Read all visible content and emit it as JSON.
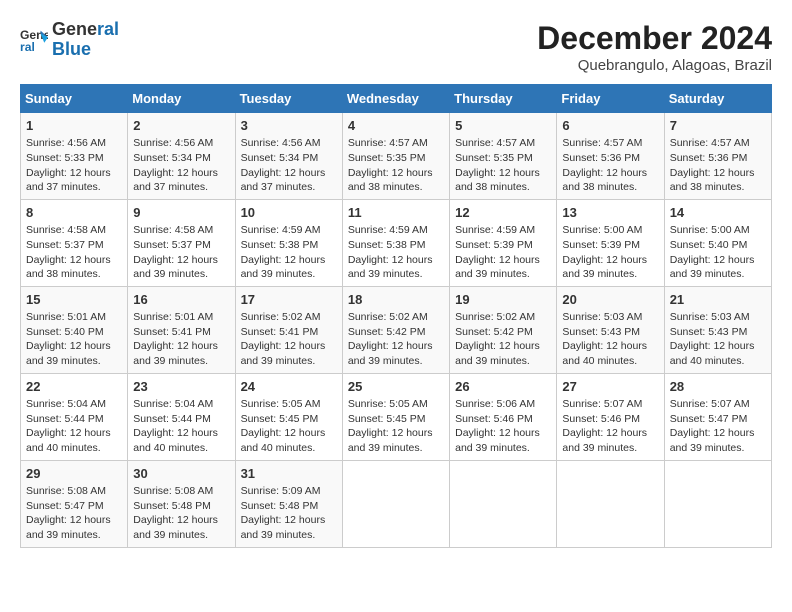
{
  "header": {
    "logo_line1": "General",
    "logo_line2": "Blue",
    "title": "December 2024",
    "subtitle": "Quebrangulo, Alagoas, Brazil"
  },
  "days_of_week": [
    "Sunday",
    "Monday",
    "Tuesday",
    "Wednesday",
    "Thursday",
    "Friday",
    "Saturday"
  ],
  "weeks": [
    [
      {
        "day": 1,
        "info": "Sunrise: 4:56 AM\nSunset: 5:33 PM\nDaylight: 12 hours\nand 37 minutes."
      },
      {
        "day": 2,
        "info": "Sunrise: 4:56 AM\nSunset: 5:34 PM\nDaylight: 12 hours\nand 37 minutes."
      },
      {
        "day": 3,
        "info": "Sunrise: 4:56 AM\nSunset: 5:34 PM\nDaylight: 12 hours\nand 37 minutes."
      },
      {
        "day": 4,
        "info": "Sunrise: 4:57 AM\nSunset: 5:35 PM\nDaylight: 12 hours\nand 38 minutes."
      },
      {
        "day": 5,
        "info": "Sunrise: 4:57 AM\nSunset: 5:35 PM\nDaylight: 12 hours\nand 38 minutes."
      },
      {
        "day": 6,
        "info": "Sunrise: 4:57 AM\nSunset: 5:36 PM\nDaylight: 12 hours\nand 38 minutes."
      },
      {
        "day": 7,
        "info": "Sunrise: 4:57 AM\nSunset: 5:36 PM\nDaylight: 12 hours\nand 38 minutes."
      }
    ],
    [
      {
        "day": 8,
        "info": "Sunrise: 4:58 AM\nSunset: 5:37 PM\nDaylight: 12 hours\nand 38 minutes."
      },
      {
        "day": 9,
        "info": "Sunrise: 4:58 AM\nSunset: 5:37 PM\nDaylight: 12 hours\nand 39 minutes."
      },
      {
        "day": 10,
        "info": "Sunrise: 4:59 AM\nSunset: 5:38 PM\nDaylight: 12 hours\nand 39 minutes."
      },
      {
        "day": 11,
        "info": "Sunrise: 4:59 AM\nSunset: 5:38 PM\nDaylight: 12 hours\nand 39 minutes."
      },
      {
        "day": 12,
        "info": "Sunrise: 4:59 AM\nSunset: 5:39 PM\nDaylight: 12 hours\nand 39 minutes."
      },
      {
        "day": 13,
        "info": "Sunrise: 5:00 AM\nSunset: 5:39 PM\nDaylight: 12 hours\nand 39 minutes."
      },
      {
        "day": 14,
        "info": "Sunrise: 5:00 AM\nSunset: 5:40 PM\nDaylight: 12 hours\nand 39 minutes."
      }
    ],
    [
      {
        "day": 15,
        "info": "Sunrise: 5:01 AM\nSunset: 5:40 PM\nDaylight: 12 hours\nand 39 minutes."
      },
      {
        "day": 16,
        "info": "Sunrise: 5:01 AM\nSunset: 5:41 PM\nDaylight: 12 hours\nand 39 minutes."
      },
      {
        "day": 17,
        "info": "Sunrise: 5:02 AM\nSunset: 5:41 PM\nDaylight: 12 hours\nand 39 minutes."
      },
      {
        "day": 18,
        "info": "Sunrise: 5:02 AM\nSunset: 5:42 PM\nDaylight: 12 hours\nand 39 minutes."
      },
      {
        "day": 19,
        "info": "Sunrise: 5:02 AM\nSunset: 5:42 PM\nDaylight: 12 hours\nand 39 minutes."
      },
      {
        "day": 20,
        "info": "Sunrise: 5:03 AM\nSunset: 5:43 PM\nDaylight: 12 hours\nand 40 minutes."
      },
      {
        "day": 21,
        "info": "Sunrise: 5:03 AM\nSunset: 5:43 PM\nDaylight: 12 hours\nand 40 minutes."
      }
    ],
    [
      {
        "day": 22,
        "info": "Sunrise: 5:04 AM\nSunset: 5:44 PM\nDaylight: 12 hours\nand 40 minutes."
      },
      {
        "day": 23,
        "info": "Sunrise: 5:04 AM\nSunset: 5:44 PM\nDaylight: 12 hours\nand 40 minutes."
      },
      {
        "day": 24,
        "info": "Sunrise: 5:05 AM\nSunset: 5:45 PM\nDaylight: 12 hours\nand 40 minutes."
      },
      {
        "day": 25,
        "info": "Sunrise: 5:05 AM\nSunset: 5:45 PM\nDaylight: 12 hours\nand 39 minutes."
      },
      {
        "day": 26,
        "info": "Sunrise: 5:06 AM\nSunset: 5:46 PM\nDaylight: 12 hours\nand 39 minutes."
      },
      {
        "day": 27,
        "info": "Sunrise: 5:07 AM\nSunset: 5:46 PM\nDaylight: 12 hours\nand 39 minutes."
      },
      {
        "day": 28,
        "info": "Sunrise: 5:07 AM\nSunset: 5:47 PM\nDaylight: 12 hours\nand 39 minutes."
      }
    ],
    [
      {
        "day": 29,
        "info": "Sunrise: 5:08 AM\nSunset: 5:47 PM\nDaylight: 12 hours\nand 39 minutes."
      },
      {
        "day": 30,
        "info": "Sunrise: 5:08 AM\nSunset: 5:48 PM\nDaylight: 12 hours\nand 39 minutes."
      },
      {
        "day": 31,
        "info": "Sunrise: 5:09 AM\nSunset: 5:48 PM\nDaylight: 12 hours\nand 39 minutes."
      },
      null,
      null,
      null,
      null
    ]
  ]
}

REQUIREMENT: Keep every word of the data as it is when you write it out, but drop the pictures.

SOLUTION FOR THIS PROBLEM:
Read all visible content and emit it as JSON.
{
  "header": {
    "logo_line1": "General",
    "logo_line2": "Blue",
    "title": "December 2024",
    "subtitle": "Quebrangulo, Alagoas, Brazil"
  },
  "days_of_week": [
    "Sunday",
    "Monday",
    "Tuesday",
    "Wednesday",
    "Thursday",
    "Friday",
    "Saturday"
  ],
  "weeks": [
    [
      {
        "day": 1,
        "info": "Sunrise: 4:56 AM\nSunset: 5:33 PM\nDaylight: 12 hours\nand 37 minutes."
      },
      {
        "day": 2,
        "info": "Sunrise: 4:56 AM\nSunset: 5:34 PM\nDaylight: 12 hours\nand 37 minutes."
      },
      {
        "day": 3,
        "info": "Sunrise: 4:56 AM\nSunset: 5:34 PM\nDaylight: 12 hours\nand 37 minutes."
      },
      {
        "day": 4,
        "info": "Sunrise: 4:57 AM\nSunset: 5:35 PM\nDaylight: 12 hours\nand 38 minutes."
      },
      {
        "day": 5,
        "info": "Sunrise: 4:57 AM\nSunset: 5:35 PM\nDaylight: 12 hours\nand 38 minutes."
      },
      {
        "day": 6,
        "info": "Sunrise: 4:57 AM\nSunset: 5:36 PM\nDaylight: 12 hours\nand 38 minutes."
      },
      {
        "day": 7,
        "info": "Sunrise: 4:57 AM\nSunset: 5:36 PM\nDaylight: 12 hours\nand 38 minutes."
      }
    ],
    [
      {
        "day": 8,
        "info": "Sunrise: 4:58 AM\nSunset: 5:37 PM\nDaylight: 12 hours\nand 38 minutes."
      },
      {
        "day": 9,
        "info": "Sunrise: 4:58 AM\nSunset: 5:37 PM\nDaylight: 12 hours\nand 39 minutes."
      },
      {
        "day": 10,
        "info": "Sunrise: 4:59 AM\nSunset: 5:38 PM\nDaylight: 12 hours\nand 39 minutes."
      },
      {
        "day": 11,
        "info": "Sunrise: 4:59 AM\nSunset: 5:38 PM\nDaylight: 12 hours\nand 39 minutes."
      },
      {
        "day": 12,
        "info": "Sunrise: 4:59 AM\nSunset: 5:39 PM\nDaylight: 12 hours\nand 39 minutes."
      },
      {
        "day": 13,
        "info": "Sunrise: 5:00 AM\nSunset: 5:39 PM\nDaylight: 12 hours\nand 39 minutes."
      },
      {
        "day": 14,
        "info": "Sunrise: 5:00 AM\nSunset: 5:40 PM\nDaylight: 12 hours\nand 39 minutes."
      }
    ],
    [
      {
        "day": 15,
        "info": "Sunrise: 5:01 AM\nSunset: 5:40 PM\nDaylight: 12 hours\nand 39 minutes."
      },
      {
        "day": 16,
        "info": "Sunrise: 5:01 AM\nSunset: 5:41 PM\nDaylight: 12 hours\nand 39 minutes."
      },
      {
        "day": 17,
        "info": "Sunrise: 5:02 AM\nSunset: 5:41 PM\nDaylight: 12 hours\nand 39 minutes."
      },
      {
        "day": 18,
        "info": "Sunrise: 5:02 AM\nSunset: 5:42 PM\nDaylight: 12 hours\nand 39 minutes."
      },
      {
        "day": 19,
        "info": "Sunrise: 5:02 AM\nSunset: 5:42 PM\nDaylight: 12 hours\nand 39 minutes."
      },
      {
        "day": 20,
        "info": "Sunrise: 5:03 AM\nSunset: 5:43 PM\nDaylight: 12 hours\nand 40 minutes."
      },
      {
        "day": 21,
        "info": "Sunrise: 5:03 AM\nSunset: 5:43 PM\nDaylight: 12 hours\nand 40 minutes."
      }
    ],
    [
      {
        "day": 22,
        "info": "Sunrise: 5:04 AM\nSunset: 5:44 PM\nDaylight: 12 hours\nand 40 minutes."
      },
      {
        "day": 23,
        "info": "Sunrise: 5:04 AM\nSunset: 5:44 PM\nDaylight: 12 hours\nand 40 minutes."
      },
      {
        "day": 24,
        "info": "Sunrise: 5:05 AM\nSunset: 5:45 PM\nDaylight: 12 hours\nand 40 minutes."
      },
      {
        "day": 25,
        "info": "Sunrise: 5:05 AM\nSunset: 5:45 PM\nDaylight: 12 hours\nand 39 minutes."
      },
      {
        "day": 26,
        "info": "Sunrise: 5:06 AM\nSunset: 5:46 PM\nDaylight: 12 hours\nand 39 minutes."
      },
      {
        "day": 27,
        "info": "Sunrise: 5:07 AM\nSunset: 5:46 PM\nDaylight: 12 hours\nand 39 minutes."
      },
      {
        "day": 28,
        "info": "Sunrise: 5:07 AM\nSunset: 5:47 PM\nDaylight: 12 hours\nand 39 minutes."
      }
    ],
    [
      {
        "day": 29,
        "info": "Sunrise: 5:08 AM\nSunset: 5:47 PM\nDaylight: 12 hours\nand 39 minutes."
      },
      {
        "day": 30,
        "info": "Sunrise: 5:08 AM\nSunset: 5:48 PM\nDaylight: 12 hours\nand 39 minutes."
      },
      {
        "day": 31,
        "info": "Sunrise: 5:09 AM\nSunset: 5:48 PM\nDaylight: 12 hours\nand 39 minutes."
      },
      null,
      null,
      null,
      null
    ]
  ]
}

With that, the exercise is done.